**What you should do:** I'd like the data beneath this line reproduced exactly, without any of its images.

*** Opening Record set ***

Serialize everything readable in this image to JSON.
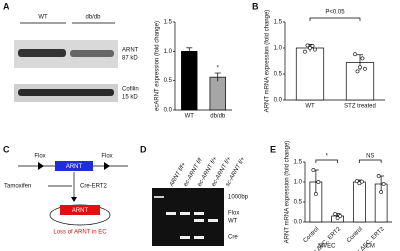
{
  "panel_labels": [
    "A",
    "B",
    "C",
    "D",
    "E"
  ],
  "blot": {
    "groups": [
      "WT",
      "db/db"
    ],
    "bands": [
      {
        "name": "ARNT",
        "size": "87 kD"
      },
      {
        "name": "Cofilin",
        "size": "15 kD"
      }
    ]
  },
  "diagram": {
    "flox_left": "Flox",
    "flox_right": "Flox",
    "gene": "ARNT",
    "treatment": "Tamoxifen",
    "driver": "Cre-ERT2",
    "gene_after": "ARNT",
    "result": "Loss of ARNT in EC"
  },
  "gel": {
    "lanes": [
      "ARNT f/f+",
      "ec-ARNT f/f",
      "ec-ARNT f/+",
      "ec-ARNT f/+",
      "sc-ARNT f/+"
    ],
    "ladder": "1000bp",
    "bands": [
      "Flox",
      "WT",
      "Cre"
    ]
  },
  "chart_data": [
    {
      "type": "bar",
      "y_label": "ecARNT expression (fold change)",
      "categories": [
        "WT",
        "db/db"
      ],
      "values": [
        1.0,
        0.56
      ],
      "errors": [
        0.06,
        0.07
      ],
      "colors": [
        "#000000",
        "#a6a6a6"
      ],
      "ylim": [
        0,
        1.5
      ],
      "yticks": [
        {
          "value": 0,
          "label": "0.0"
        },
        {
          "value": 0.5,
          "label": "0.5"
        },
        {
          "value": 1,
          "label": "1.0"
        },
        {
          "value": 1.5,
          "label": "1.5"
        }
      ],
      "annotations": [
        "*"
      ]
    },
    {
      "type": "bar",
      "y_label": "ARNT mRNA expression (fold change)",
      "categories": [
        "WT",
        "STZ treated"
      ],
      "values": [
        1.0,
        0.72
      ],
      "errors": [
        0.07,
        0.15
      ],
      "colors": [
        "#ffffff",
        "#ffffff"
      ],
      "points": [
        [
          0.93,
          1.05,
          1.0,
          1.04,
          0.97
        ],
        [
          0.88,
          0.55,
          0.63,
          0.8,
          0.6
        ]
      ],
      "ylim": [
        0,
        1.5
      ],
      "yticks": [
        {
          "value": 0,
          "label": "0.0"
        },
        {
          "value": 0.5,
          "label": "0.5"
        },
        {
          "value": 1,
          "label": "1.0"
        },
        {
          "value": 1.5,
          "label": "1.5"
        }
      ],
      "annotations": [
        "P<0.05"
      ]
    },
    {
      "type": "bar",
      "y_label": "ARNT mRNA expression (fold change)",
      "groups": [
        "MVEC",
        "CM"
      ],
      "categories": [
        "Control",
        "Arnt ΔEC, ERT2",
        "Control",
        "Arnt ΔEC, ERT2"
      ],
      "values": [
        1.0,
        0.15,
        1.0,
        0.95
      ],
      "errors": [
        0.3,
        0.06,
        0.05,
        0.2
      ],
      "colors": [
        "#ffffff",
        "#ffffff",
        "#ffffff",
        "#ffffff"
      ],
      "points": [
        [
          1.3,
          0.7,
          1.0
        ],
        [
          0.2,
          0.1,
          0.15
        ],
        [
          1.02,
          0.97,
          1.01
        ],
        [
          1.15,
          0.75,
          0.95
        ]
      ],
      "ylim": [
        0,
        1.5
      ],
      "yticks": [
        {
          "value": 0,
          "label": "0.0"
        },
        {
          "value": 0.5,
          "label": "0.5"
        },
        {
          "value": 1,
          "label": "1.0"
        },
        {
          "value": 1.5,
          "label": "1.5"
        }
      ],
      "annotations": [
        "*",
        "NS"
      ]
    }
  ]
}
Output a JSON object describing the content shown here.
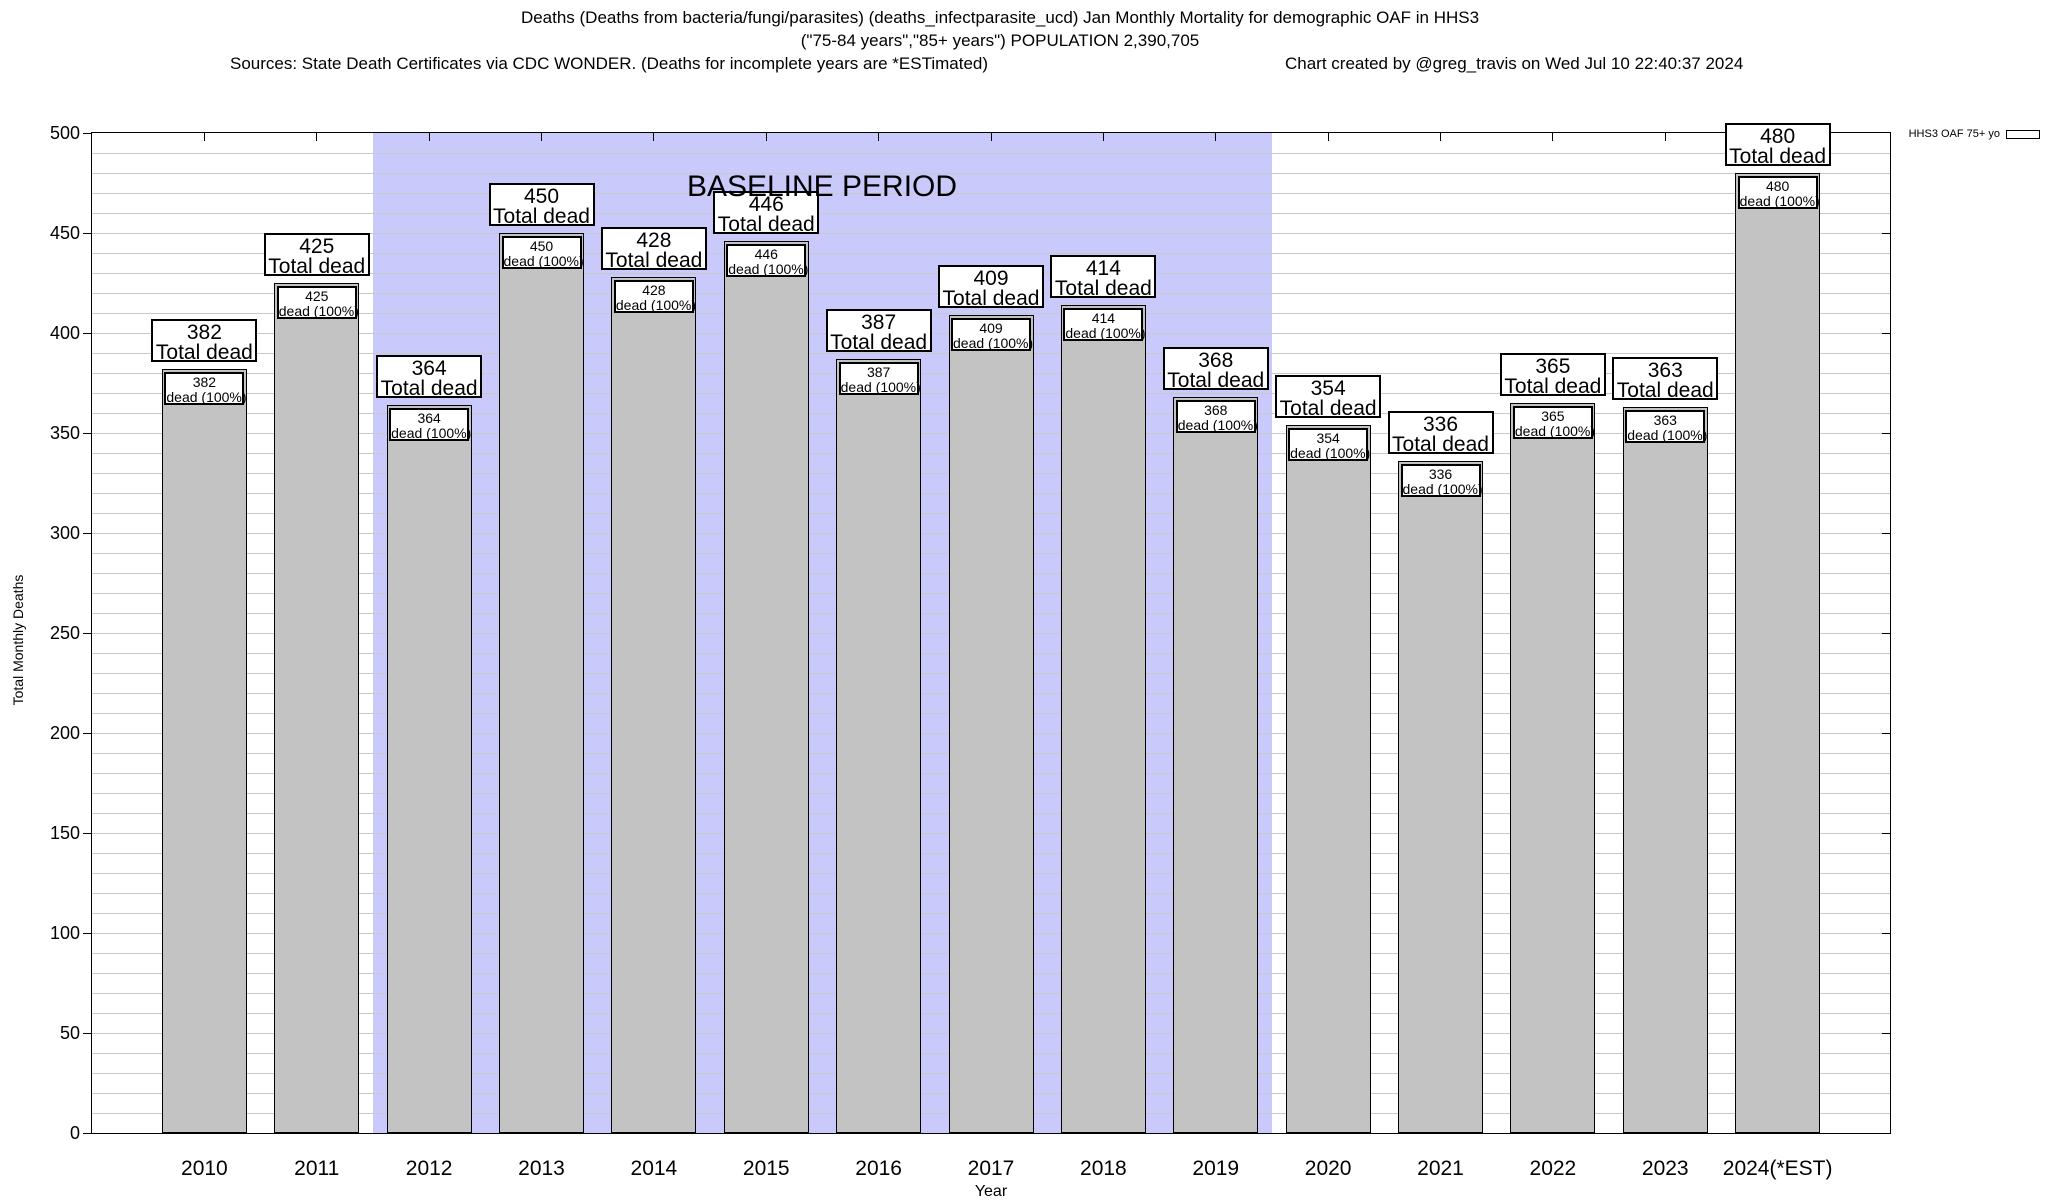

*** Closing Record set ***

**Solution for this problem:**
Serialize everything readable in this image to JSON.
{
  "panel_labels": [
    "A",
    "B",
    "C",
    "D",
    "E"
  ],
  "blot": {
    "groups": [
      "WT",
      "db/db"
    ],
    "bands": [
      {
        "name": "ARNT",
        "size": "87 kD"
      },
      {
        "name": "Cofilin",
        "size": "15 kD"
      }
    ]
  },
  "diagram": {
    "flox_left": "Flox",
    "flox_right": "Flox",
    "gene": "ARNT",
    "treatment": "Tamoxifen",
    "driver": "Cre-ERT2",
    "gene_after": "ARNT",
    "result": "Loss of ARNT in EC"
  },
  "gel": {
    "lanes": [
      "ARNT f/f+",
      "ec-ARNT f/f",
      "ec-ARNT f/+",
      "ec-ARNT f/+",
      "sc-ARNT f/+"
    ],
    "ladder": "1000bp",
    "bands": [
      "Flox",
      "WT",
      "Cre"
    ]
  },
  "chart_data": [
    {
      "type": "bar",
      "y_label": "ecARNT expression (fold change)",
      "categories": [
        "WT",
        "db/db"
      ],
      "values": [
        1.0,
        0.56
      ],
      "errors": [
        0.06,
        0.07
      ],
      "colors": [
        "#000000",
        "#a6a6a6"
      ],
      "ylim": [
        0,
        1.5
      ],
      "yticks": [
        {
          "value": 0,
          "label": "0.0"
        },
        {
          "value": 0.5,
          "label": "0.5"
        },
        {
          "value": 1,
          "label": "1.0"
        },
        {
          "value": 1.5,
          "label": "1.5"
        }
      ],
      "annotations": [
        "*"
      ]
    },
    {
      "type": "bar",
      "y_label": "ARNT mRNA expression (fold change)",
      "categories": [
        "WT",
        "STZ treated"
      ],
      "values": [
        1.0,
        0.72
      ],
      "errors": [
        0.07,
        0.15
      ],
      "colors": [
        "#ffffff",
        "#ffffff"
      ],
      "points": [
        [
          0.93,
          1.05,
          1.0,
          1.04,
          0.97
        ],
        [
          0.88,
          0.55,
          0.63,
          0.8,
          0.6
        ]
      ],
      "ylim": [
        0,
        1.5
      ],
      "yticks": [
        {
          "value": 0,
          "label": "0.0"
        },
        {
          "value": 0.5,
          "label": "0.5"
        },
        {
          "value": 1,
          "label": "1.0"
        },
        {
          "value": 1.5,
          "label": "1.5"
        }
      ],
      "annotations": [
        "P<0.05"
      ]
    },
    {
      "type": "bar",
      "y_label": "ARNT mRNA expression (fold change)",
      "groups": [
        "MVEC",
        "CM"
      ],
      "categories": [
        "Control",
        "Arnt ΔEC, ERT2",
        "Control",
        "Arnt ΔEC, ERT2"
      ],
      "values": [
        1.0,
        0.15,
        1.0,
        0.95
      ],
      "errors": [
        0.3,
        0.06,
        0.05,
        0.2
      ],
      "colors": [
        "#ffffff",
        "#ffffff",
        "#ffffff",
        "#ffffff"
      ],
      "points": [
        [
          1.3,
          0.7,
          1.0
        ],
        [
          0.2,
          0.1,
          0.15
        ],
        [
          1.02,
          0.97,
          1.01
        ],
        [
          1.15,
          0.75,
          0.95
        ]
      ],
      "ylim": [
        0,
        1.5
      ],
      "yticks": [
        {
          "value": 0,
          "label": "0.0"
        },
        {
          "value": 0.5,
          "label": "0.5"
        },
        {
          "value": 1,
          "label": "1.0"
        },
        {
          "value": 1.5,
          "label": "1.5"
        }
      ],
      "annotations": [
        "*",
        "NS"
      ]
    }
  ]
}
Output a JSON object describing the content shown here.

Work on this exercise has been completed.